STATED EXERCISE:
Reproduce every entry exactly and leave its pictures out.
## START RECORD EXTRACTS
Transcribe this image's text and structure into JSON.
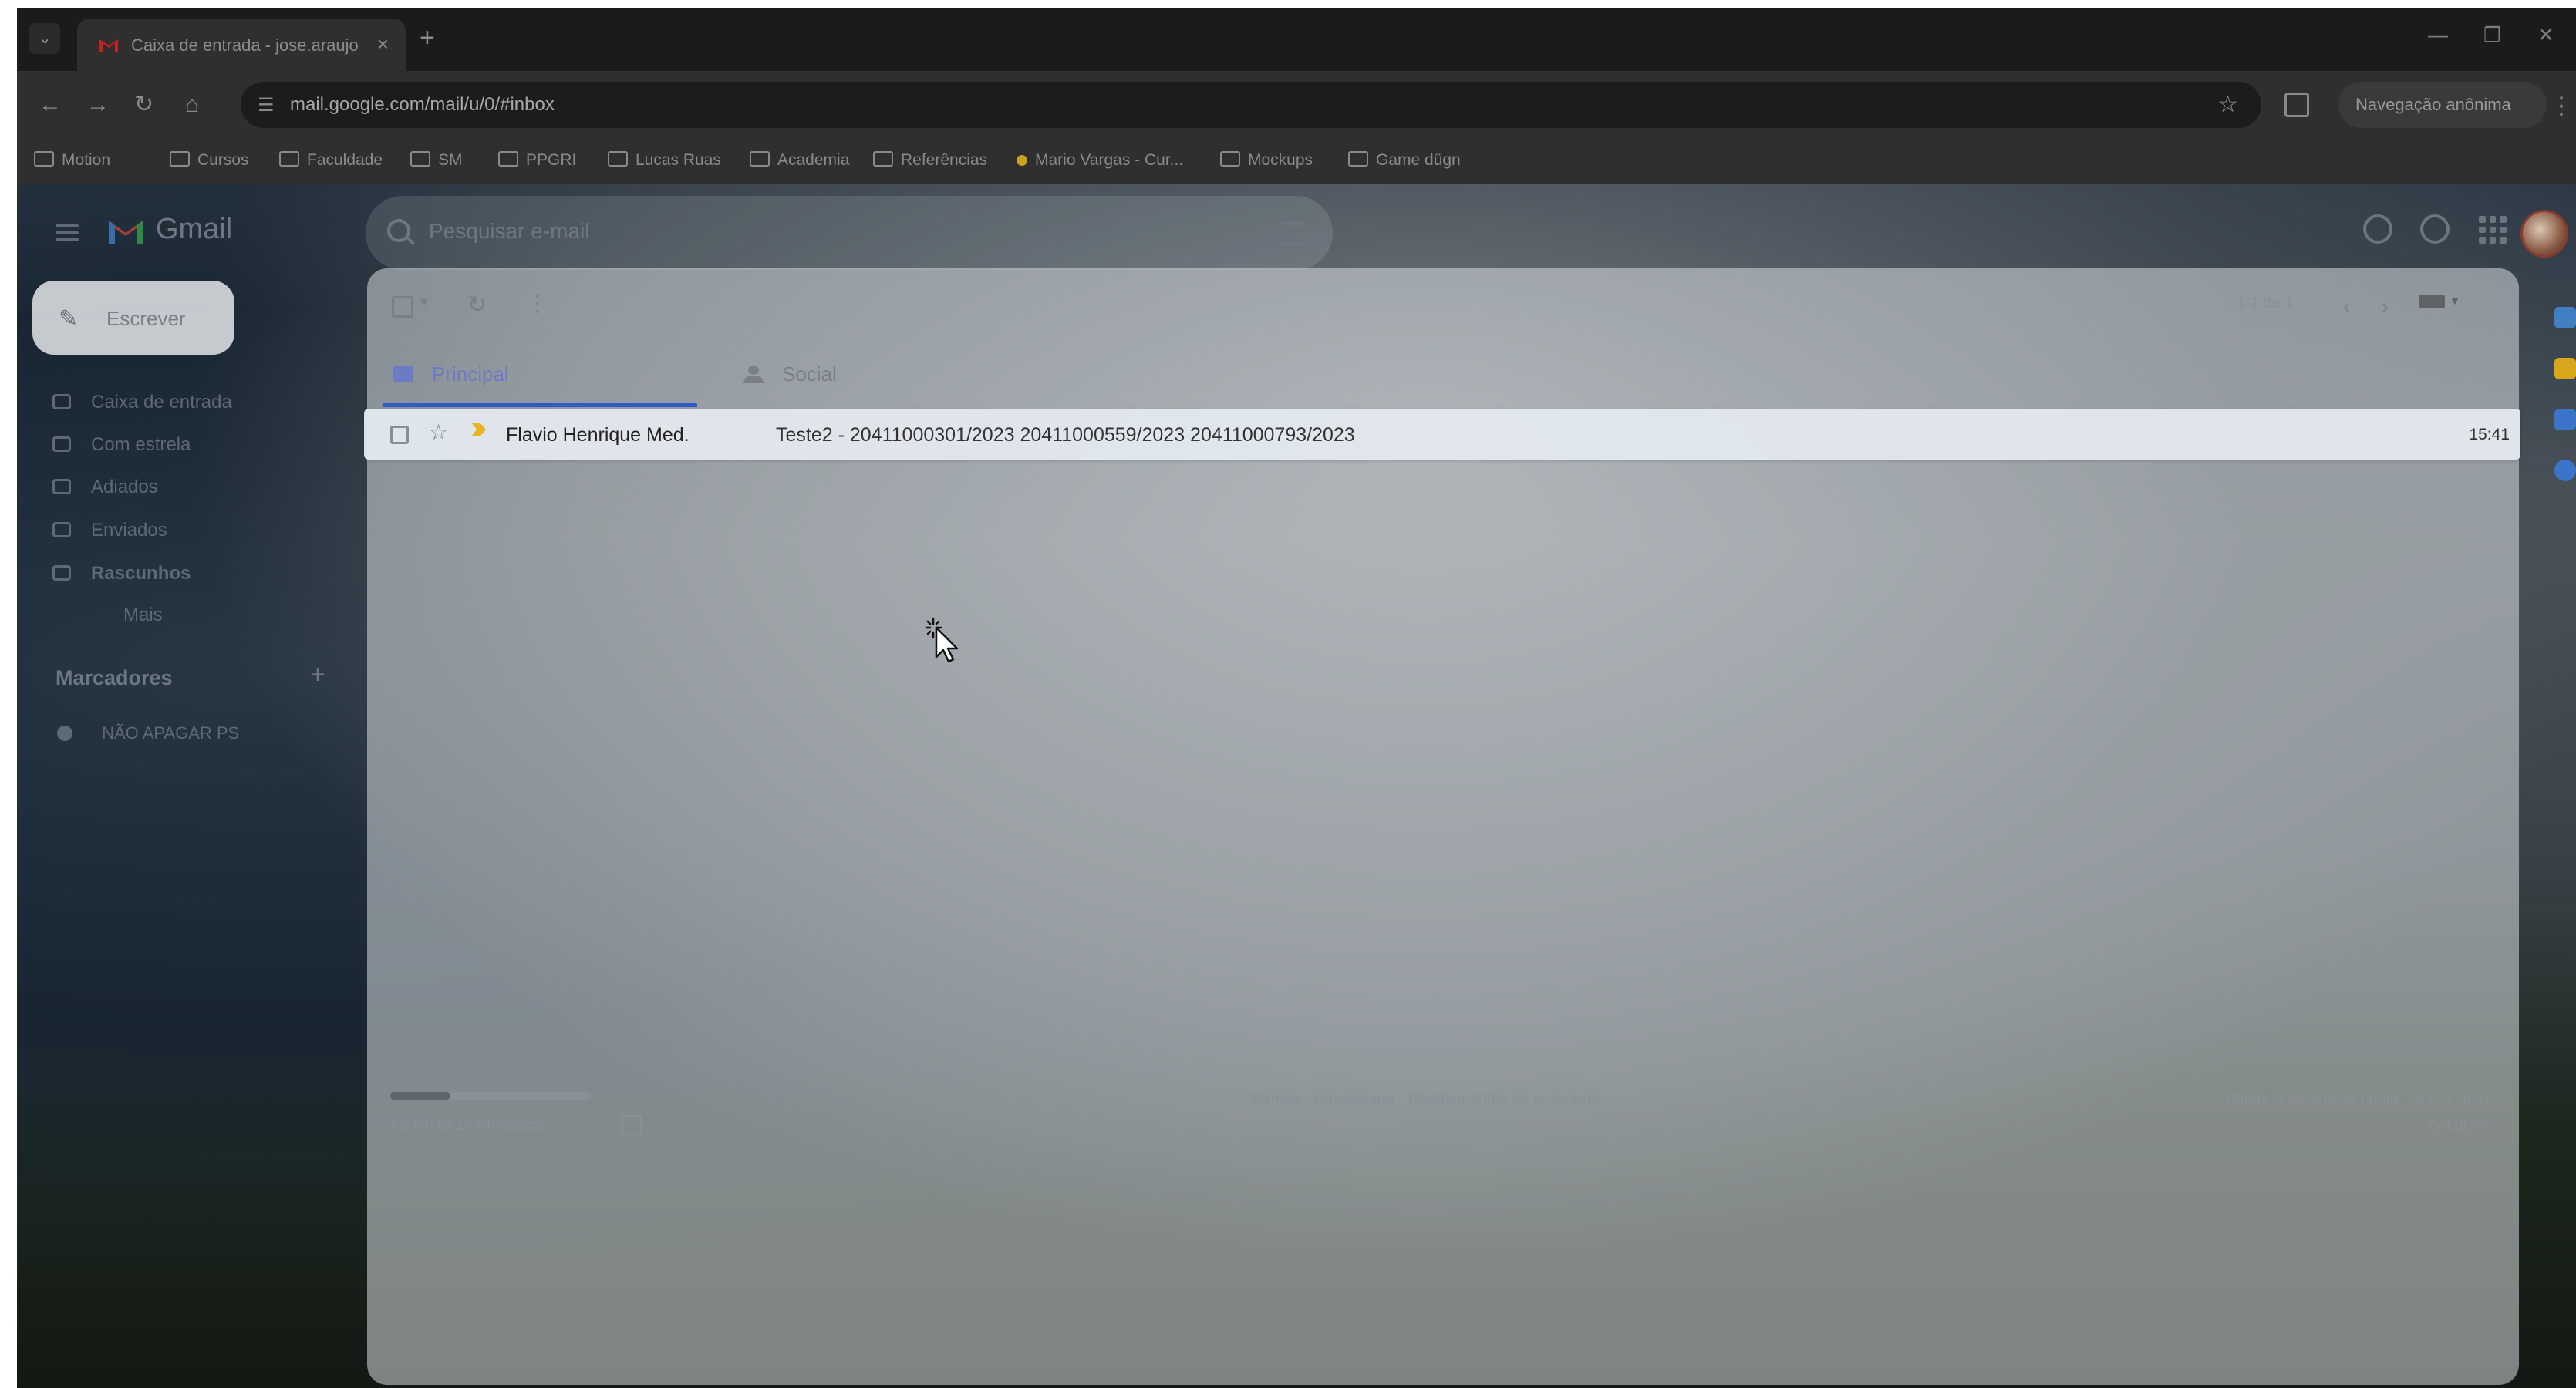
{
  "browser": {
    "tab_title": "Caixa de entrada - jose.araujo",
    "tab_close": "×",
    "new_tab": "+",
    "url": "mail.google.com/mail/u/0/#inbox",
    "incognito_label": "Navegação anônima",
    "bookmarks": [
      {
        "label": "Motion",
        "icon": "folder-icon"
      },
      {
        "label": "Cursos",
        "icon": "folder-icon"
      },
      {
        "label": "Faculdade",
        "icon": "folder-icon"
      },
      {
        "label": "SM",
        "icon": "folder-icon"
      },
      {
        "label": "PPGRI",
        "icon": "folder-icon"
      },
      {
        "label": "Lucas Ruas",
        "icon": "folder-icon"
      },
      {
        "label": "Academia",
        "icon": "folder-icon"
      },
      {
        "label": "Referências",
        "icon": "folder-icon"
      },
      {
        "label": "Mario Vargas - Cur...",
        "icon": "bookmark-dot-icon"
      },
      {
        "label": "Mockups",
        "icon": "folder-icon"
      },
      {
        "label": "Game dügn",
        "icon": "folder-icon"
      }
    ]
  },
  "gmail": {
    "app_name": "Gmail",
    "search_placeholder": "Pesquisar e-mail",
    "compose_label": "Escrever",
    "nav": [
      {
        "label": "Caixa de entrada",
        "icon": "inbox-icon"
      },
      {
        "label": "Com estrela",
        "icon": "star-icon"
      },
      {
        "label": "Adiados",
        "icon": "clock-icon"
      },
      {
        "label": "Enviados",
        "icon": "send-icon"
      },
      {
        "label": "Rascunhos",
        "icon": "draft-icon"
      },
      {
        "label": "Mais",
        "icon": "chevron-down-icon"
      }
    ],
    "labels_title": "Marcadores",
    "labels_add": "+",
    "labels": [
      {
        "label": "NÃO APAGAR PS",
        "color": "#5d6a76"
      }
    ],
    "toolbar": {
      "pagination": "1-1 de 1"
    },
    "tabs": [
      {
        "label": "Principal",
        "active": true
      },
      {
        "label": "Social",
        "active": false
      }
    ],
    "emails": [
      {
        "sender": "Flavio Henrique Med.",
        "subject": "Teste2 - 20411000301/2023 20411000559/2023 20411000793/2023",
        "time": "15:41",
        "starred": false,
        "important": true
      }
    ],
    "footer": {
      "storage_text": "4,5 GB de 15 GB usados",
      "storage_used_fraction": 0.3,
      "policy_links": "Termos · Privacidade · Regulamentos do programa",
      "last_activity": "Última atividade da conta: há 0 minuto",
      "details": "Detalhes"
    }
  },
  "colors": {
    "accent": "#2e5bc8",
    "important_marker": "#e8b420"
  }
}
## END RECORD EXTRACTS
COMPLETED TASK:
Transcribe this image's text and structure into JSON.
{
  "browser": {
    "tab_title": "Caixa de entrada - jose.araujo",
    "tab_close": "×",
    "new_tab": "+",
    "url": "mail.google.com/mail/u/0/#inbox",
    "incognito_label": "Navegação anônima",
    "bookmarks": [
      {
        "label": "Motion",
        "icon": "folder-icon"
      },
      {
        "label": "Cursos",
        "icon": "folder-icon"
      },
      {
        "label": "Faculdade",
        "icon": "folder-icon"
      },
      {
        "label": "SM",
        "icon": "folder-icon"
      },
      {
        "label": "PPGRI",
        "icon": "folder-icon"
      },
      {
        "label": "Lucas Ruas",
        "icon": "folder-icon"
      },
      {
        "label": "Academia",
        "icon": "folder-icon"
      },
      {
        "label": "Referências",
        "icon": "folder-icon"
      },
      {
        "label": "Mario Vargas - Cur...",
        "icon": "bookmark-dot-icon"
      },
      {
        "label": "Mockups",
        "icon": "folder-icon"
      },
      {
        "label": "Game dügn",
        "icon": "folder-icon"
      }
    ]
  },
  "gmail": {
    "app_name": "Gmail",
    "search_placeholder": "Pesquisar e-mail",
    "compose_label": "Escrever",
    "nav": [
      {
        "label": "Caixa de entrada",
        "icon": "inbox-icon"
      },
      {
        "label": "Com estrela",
        "icon": "star-icon"
      },
      {
        "label": "Adiados",
        "icon": "clock-icon"
      },
      {
        "label": "Enviados",
        "icon": "send-icon"
      },
      {
        "label": "Rascunhos",
        "icon": "draft-icon"
      },
      {
        "label": "Mais",
        "icon": "chevron-down-icon"
      }
    ],
    "labels_title": "Marcadores",
    "labels_add": "+",
    "labels": [
      {
        "label": "NÃO APAGAR PS",
        "color": "#5d6a76"
      }
    ],
    "toolbar": {
      "pagination": "1-1 de 1"
    },
    "tabs": [
      {
        "label": "Principal",
        "active": true
      },
      {
        "label": "Social",
        "active": false
      }
    ],
    "emails": [
      {
        "sender": "Flavio Henrique Med.",
        "subject": "Teste2 - 20411000301/2023 20411000559/2023 20411000793/2023",
        "time": "15:41",
        "starred": false,
        "important": true
      }
    ],
    "footer": {
      "storage_text": "4,5 GB de 15 GB usados",
      "storage_used_fraction": 0.3,
      "policy_links": "Termos · Privacidade · Regulamentos do programa",
      "last_activity": "Última atividade da conta: há 0 minuto",
      "details": "Detalhes"
    }
  },
  "colors": {
    "accent": "#2e5bc8",
    "important_marker": "#e8b420"
  }
}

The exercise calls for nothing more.